Go through the entries below and print each one exactly.

(Records supplied)

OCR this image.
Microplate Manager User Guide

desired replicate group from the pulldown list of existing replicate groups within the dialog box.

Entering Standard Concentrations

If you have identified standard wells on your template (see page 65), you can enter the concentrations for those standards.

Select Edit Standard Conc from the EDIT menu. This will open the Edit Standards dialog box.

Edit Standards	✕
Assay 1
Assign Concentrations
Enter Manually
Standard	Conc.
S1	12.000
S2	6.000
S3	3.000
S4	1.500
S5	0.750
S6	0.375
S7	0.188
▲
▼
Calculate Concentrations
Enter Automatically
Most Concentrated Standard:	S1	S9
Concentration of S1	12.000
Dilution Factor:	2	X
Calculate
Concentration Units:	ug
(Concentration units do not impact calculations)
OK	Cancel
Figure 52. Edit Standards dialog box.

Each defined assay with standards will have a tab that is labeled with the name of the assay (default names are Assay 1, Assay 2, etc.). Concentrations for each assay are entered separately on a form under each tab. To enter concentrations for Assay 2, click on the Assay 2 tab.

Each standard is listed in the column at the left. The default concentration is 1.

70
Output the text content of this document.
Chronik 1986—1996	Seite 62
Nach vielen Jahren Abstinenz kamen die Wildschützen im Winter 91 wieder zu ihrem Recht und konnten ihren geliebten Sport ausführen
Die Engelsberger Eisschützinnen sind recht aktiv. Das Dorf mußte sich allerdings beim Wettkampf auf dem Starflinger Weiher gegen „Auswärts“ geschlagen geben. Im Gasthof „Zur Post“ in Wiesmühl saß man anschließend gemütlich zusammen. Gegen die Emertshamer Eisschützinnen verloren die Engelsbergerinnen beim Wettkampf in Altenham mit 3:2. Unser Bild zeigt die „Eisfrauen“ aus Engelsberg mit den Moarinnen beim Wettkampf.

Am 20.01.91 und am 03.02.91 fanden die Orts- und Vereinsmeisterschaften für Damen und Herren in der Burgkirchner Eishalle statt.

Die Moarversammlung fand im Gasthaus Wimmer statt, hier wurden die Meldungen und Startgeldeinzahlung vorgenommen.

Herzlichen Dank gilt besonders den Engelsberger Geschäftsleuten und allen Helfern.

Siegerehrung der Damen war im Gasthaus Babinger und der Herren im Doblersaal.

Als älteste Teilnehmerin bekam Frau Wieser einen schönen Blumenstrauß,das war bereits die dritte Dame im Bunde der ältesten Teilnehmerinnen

(End Records supplied)

• **Result of the exercise**
OCR this image.
Microplate Manager User Guide

desired replicate group from the pulldown list of existing replicate groups within the dialog box.

Entering Standard Concentrations

If you have identified standard wells on your template (see page 65), you can enter the concentrations for those standards.

Select Edit Standard Conc from the EDIT menu. This will open the Edit Standards dialog box.

Edit Standards	✕
Assay 1
Assign Concentrations
Enter Manually
Standard	Conc.
S1	12.000
S2	6.000
S3	3.000
S4	1.500
S5	0.750
S6	0.375
S7	0.188
▲
▼
Calculate Concentrations
Enter Automatically
Most Concentrated Standard:	S1	S9
Concentration of S1	12.000
Dilution Factor:	2	X
Calculate
Concentration Units:	ug
(Concentration units do not impact calculations)
OK	Cancel
Figure 52. Edit Standards dialog box.

Each defined assay with standards will have a tab that is labeled with the name of the assay (default names are Assay 1, Assay 2, etc.). Concentrations for each assay are entered separately on a form under each tab. To enter concentrations for Assay 2, click on the Assay 2 tab.

Each standard is listed in the column at the left. The default concentration is 1.

70
Output the text content of this document.
Chronik 1986—1996	Seite 62
Nach vielen Jahren Abstinenz kamen die Wildschützen im Winter 91 wieder zu ihrem Recht und konnten ihren geliebten Sport ausführen
Die Engelsberger Eisschützinnen sind recht aktiv. Das Dorf mußte sich allerdings beim Wettkampf auf dem Starflinger Weiher gegen „Auswärts“ geschlagen geben. Im Gasthof „Zur Post“ in Wiesmühl saß man anschließend gemütlich zusammen. Gegen die Emertshamer Eisschützinnen verloren die Engelsbergerinnen beim Wettkampf in Altenham mit 3:2. Unser Bild zeigt die „Eisfrauen“ aus Engelsberg mit den Moarinnen beim Wettkampf.

Am 20.01.91 und am 03.02.91 fanden die Orts- und Vereinsmeisterschaften für Damen und Herren in der Burgkirchner Eishalle statt.

Die Moarversammlung fand im Gasthaus Wimmer statt, hier wurden die Meldungen und Startgeldeinzahlung vorgenommen.

Herzlichen Dank gilt besonders den Engelsberger Geschäftsleuten und allen Helfern.

Siegerehrung der Damen war im Gasthaus Babinger und der Herren im Doblersaal.

Als älteste Teilnehmerin bekam Frau Wieser einen schönen Blumenstrauß,das war bereits die dritte Dame im Bunde der ältesten Teilnehmerinnen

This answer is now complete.